ZADANIA DO WYKONANIA =>
[A] Streść krócej akapit zaczynający się od słów „a skąd wiesz co on ma” z wpisu o małżeństwie, zachowując jego najważniejsze informacje.
[B] Przepisz dokładnie fragment wpisu o małżeństwie od „Data: 2004-04-18 12:17:58” do „jakieś miłe słowo.”.
[C] Kontynuuj wpis o małżeństwie od miejsca, w którym się kończy.

TEKST ŹRÓDŁOWY =>
◇ ◇ ◇ ◇
Data: 2004-04-18 12:17:58
Temat: Re: Czy nasze małżeństwo ma szansę?
Od: "marcin" <e...@n...pl>
Pokaż wszystkie nagłówki
Użytkownik "e-mailetk@" <e...@o...pl> napisał w wiadomości
news:c5tqtf$d0n$1@nemesis.news.tpi.pl...
>
> ... a skąd wiesz co on ma. Może właśnie nie ma ani jednego miłego słowa na
> co dzień, może jest stale krytykowany i poniżany. Czasami jest tak ze po
> ślubie ludzie rozmawiają już tylko o zakupach, pieniądzach i o tym kto kupił
> sobie jaki samochód, kto się wybudował itd. dlatego trudno oprzeć się
> pokusie aby przeczytać jakieś miłe słowo.
◇ ◇ ◇ ◇
DOSTARCZONE INFORMACJE =>
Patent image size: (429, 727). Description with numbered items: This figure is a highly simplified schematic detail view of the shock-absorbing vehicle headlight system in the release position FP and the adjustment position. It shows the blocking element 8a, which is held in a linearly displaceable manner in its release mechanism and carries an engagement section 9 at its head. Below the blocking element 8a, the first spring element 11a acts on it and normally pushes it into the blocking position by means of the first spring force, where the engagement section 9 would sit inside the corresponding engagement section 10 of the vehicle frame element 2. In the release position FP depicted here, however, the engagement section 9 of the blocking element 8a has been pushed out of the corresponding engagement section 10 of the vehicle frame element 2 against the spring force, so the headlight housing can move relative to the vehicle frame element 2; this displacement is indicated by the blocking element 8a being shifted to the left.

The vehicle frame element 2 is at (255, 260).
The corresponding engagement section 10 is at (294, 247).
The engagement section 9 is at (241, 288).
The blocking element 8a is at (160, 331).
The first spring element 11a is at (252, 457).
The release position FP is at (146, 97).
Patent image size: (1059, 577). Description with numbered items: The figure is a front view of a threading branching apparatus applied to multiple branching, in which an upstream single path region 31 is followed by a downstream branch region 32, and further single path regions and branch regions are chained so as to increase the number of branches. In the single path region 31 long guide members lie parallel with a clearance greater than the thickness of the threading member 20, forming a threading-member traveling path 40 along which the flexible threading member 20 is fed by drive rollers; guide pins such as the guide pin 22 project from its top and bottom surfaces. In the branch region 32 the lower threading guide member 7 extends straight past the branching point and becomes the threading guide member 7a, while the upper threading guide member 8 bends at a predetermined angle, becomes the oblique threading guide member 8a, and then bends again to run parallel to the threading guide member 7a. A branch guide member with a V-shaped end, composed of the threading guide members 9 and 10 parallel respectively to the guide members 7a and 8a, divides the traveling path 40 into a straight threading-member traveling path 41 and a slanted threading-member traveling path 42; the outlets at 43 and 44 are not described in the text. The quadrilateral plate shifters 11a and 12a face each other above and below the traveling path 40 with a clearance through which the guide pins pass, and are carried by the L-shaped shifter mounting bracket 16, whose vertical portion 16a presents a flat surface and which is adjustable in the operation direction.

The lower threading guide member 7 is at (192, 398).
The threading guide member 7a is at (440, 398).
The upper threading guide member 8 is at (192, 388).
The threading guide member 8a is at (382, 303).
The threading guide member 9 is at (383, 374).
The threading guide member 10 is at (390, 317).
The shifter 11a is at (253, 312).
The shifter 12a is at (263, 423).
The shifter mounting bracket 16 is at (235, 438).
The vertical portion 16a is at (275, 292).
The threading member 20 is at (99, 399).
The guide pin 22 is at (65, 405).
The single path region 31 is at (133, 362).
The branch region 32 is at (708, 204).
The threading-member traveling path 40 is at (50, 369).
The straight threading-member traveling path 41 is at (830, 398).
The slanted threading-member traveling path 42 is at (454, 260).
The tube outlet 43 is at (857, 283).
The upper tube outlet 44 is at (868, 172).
◇ ◇ ◇ ◇
UDZIELONE ODPOWIEDZI =>
[A] Nie wiadomo, jak mu jest na co dzień: może nie słyszy żadnego miłego słowa, a jest stale krytykowany i poniżany. Po ślubie ludzie czasem rozmawiają już tylko o zakupach, pieniądzach, cudzych samochodach i budowach, dlatego trudno oprzeć się pokusie przeczytania jakiegoś miłego słowa.

[B]
Data: 2004-04-18 12:17:58
Temat: Re: Czy nasze małżeństwo ma szansę?
Od: "marcin" <e...@n...pl>
Pokaż wszystkie nagłówki
Użytkownik "e-mailetk@" <e...@o...pl> napisał w wiadomości
news:c5tqtf$d0n$1@nemesis.news.tpi.pl...
>
> ... a skąd wiesz co on ma. Może właśnie nie ma ani jednego miłego słowa na
> co dzień, może jest stale krytykowany i poniżany. Czasami jest tak ze po
> ślubie ludzie rozmawiają już tylko o zakupach, pieniądzach i o tym kto kupił
> sobie jaki samochód, kto się wybudował itd. dlatego trudno oprzeć się
> pokusie aby przeczytać jakieś miłe słowo.

[C]
>
> e-mailetka
ja uwazam, ze trzeba byc konsekwentnym i
probowac rozwiazywac problemy a nie od nich uciekac
do obcych kobiet w necie. Znajomosc znajomoscia ale
ale bez przesady. Co mam namysli? Otoz jest zona i dziecko,
krotko po slubie, wiec moze sie postarac i popracowac nad
rodzinna atmosfera zamaist w tajemnicy przed zona pisywac obcym
kobietom, ze jak to mi zle, jaki ja biedny, czy "jestes moim promyczkiem",
dziecinada straszna. A jak mu tak zle to niech odejdzie, szacunek i
uczciwe traktowanie sie chyba nalezy partnerowi.
Skoro byl na tyle dorosly zeby sie pobrac i miec dziecko
to nich teraz dalej sie zachowuje jak osoba odpowiedzialna.
Moze sobie pisywac, przyjaznic sie ale nich o tym powie zonie,
uczciwosc tego wymaga.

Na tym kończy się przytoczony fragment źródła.